BEGIN Excerpted records
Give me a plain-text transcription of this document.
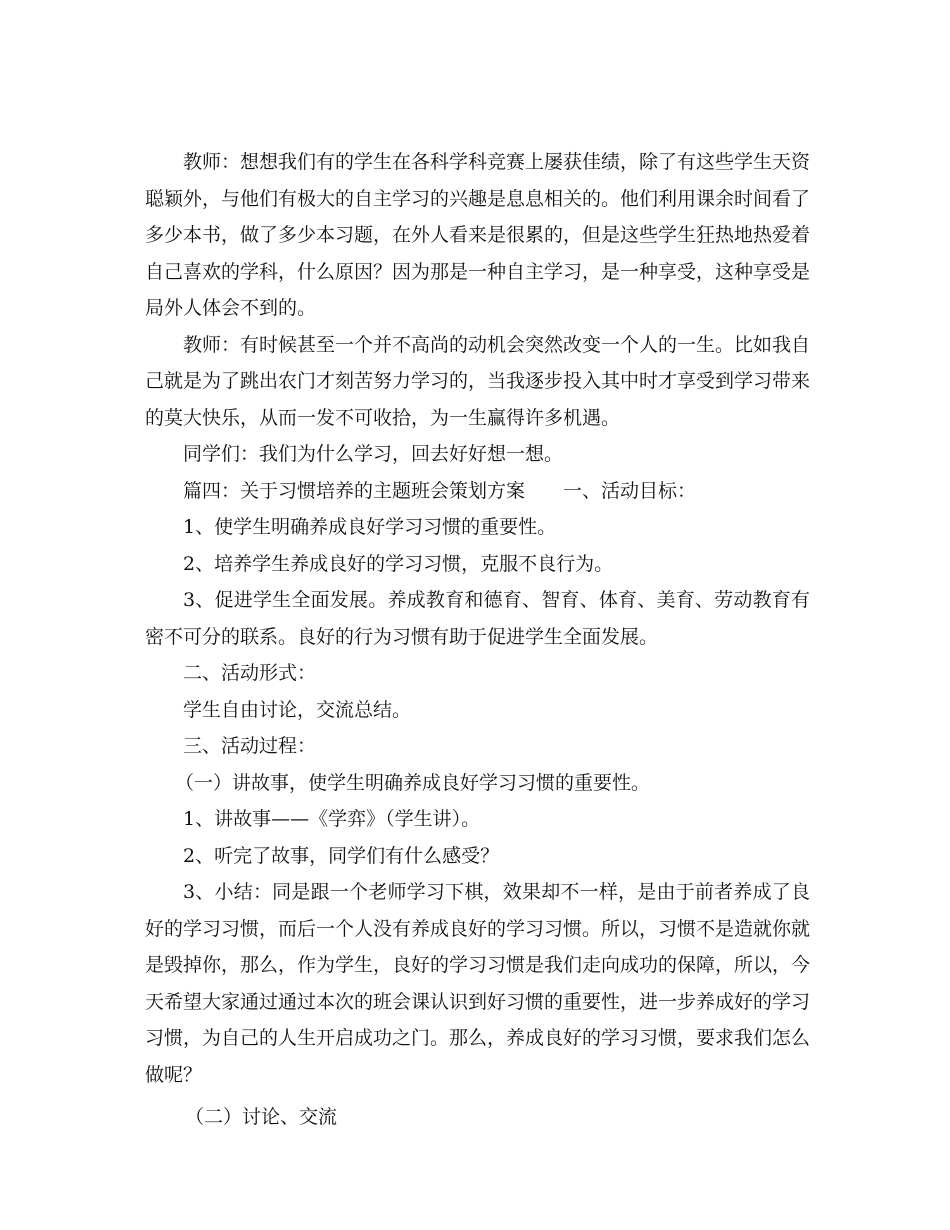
教师：想想我们有的学生在各科学科竞赛上屡获佳绩，除了有这些学生天资聪颖外，与他们有极大的自主学习的兴趣是息息相关的。他们利用课余时间看了多少本书，做了多少本习题，在外人看来是很累的，但是这些学生狂热地热爱着自己喜欢的学科，什么原因？因为那是一种自主学习，是一种享受，这种享受是局外人体会不到的。

教师：有时候甚至一个并不高尚的动机会突然改变一个人的一生。比如我自己就是为了跳出农门才刻苦努力学习的，当我逐步投入其中时才享受到学习带来的莫大快乐，从而一发不可收拾，为一生赢得许多机遇。

同学们：我们为什么学习，回去好好想一想。

篇四：关于习惯培养的主题班会策划方案　　一、活动目标：

1、使学生明确养成良好学习习惯的重要性。

2、培养学生养成良好的学习习惯，克服不良行为。

3、促进学生全面发展。养成教育和德育、智育、体育、美育、劳动教育有密不可分的联系。良好的行为习惯有助于促进学生全面发展。

二、活动形式：

学生自由讨论，交流总结。

三、活动过程：

（一）讲故事，使学生明确养成良好学习习惯的重要性。

1、讲故事——《学弈》（学生讲）。

2、听完了故事，同学们有什么感受？

3、小结：同是跟一个老师学习下棋，效果却不一样，是由于前者养成了良好的学习习惯，而后一个人没有养成良好的学习习惯。所以，习惯不是造就你就是毁掉你，那么，作为学生，良好的学习习惯是我们走向成功的保障，所以，今天希望大家通过通过本次的班会课认识到好习惯的重要性，进一步养成好的学习习惯，为自己的人生开启成功之门。那么，养成良好的学习习惯，要求我们怎么做呢？

（二）讨论、交流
END Excerpted records
- Aim
Write out every line of the preceding listing that contains "使学生明确养成良好学习习惯的重要性".

- Worked solution
1、使学生明确养成良好学习习惯的重要性。
（一）讲故事，使学生明确养成良好学习习惯的重要性。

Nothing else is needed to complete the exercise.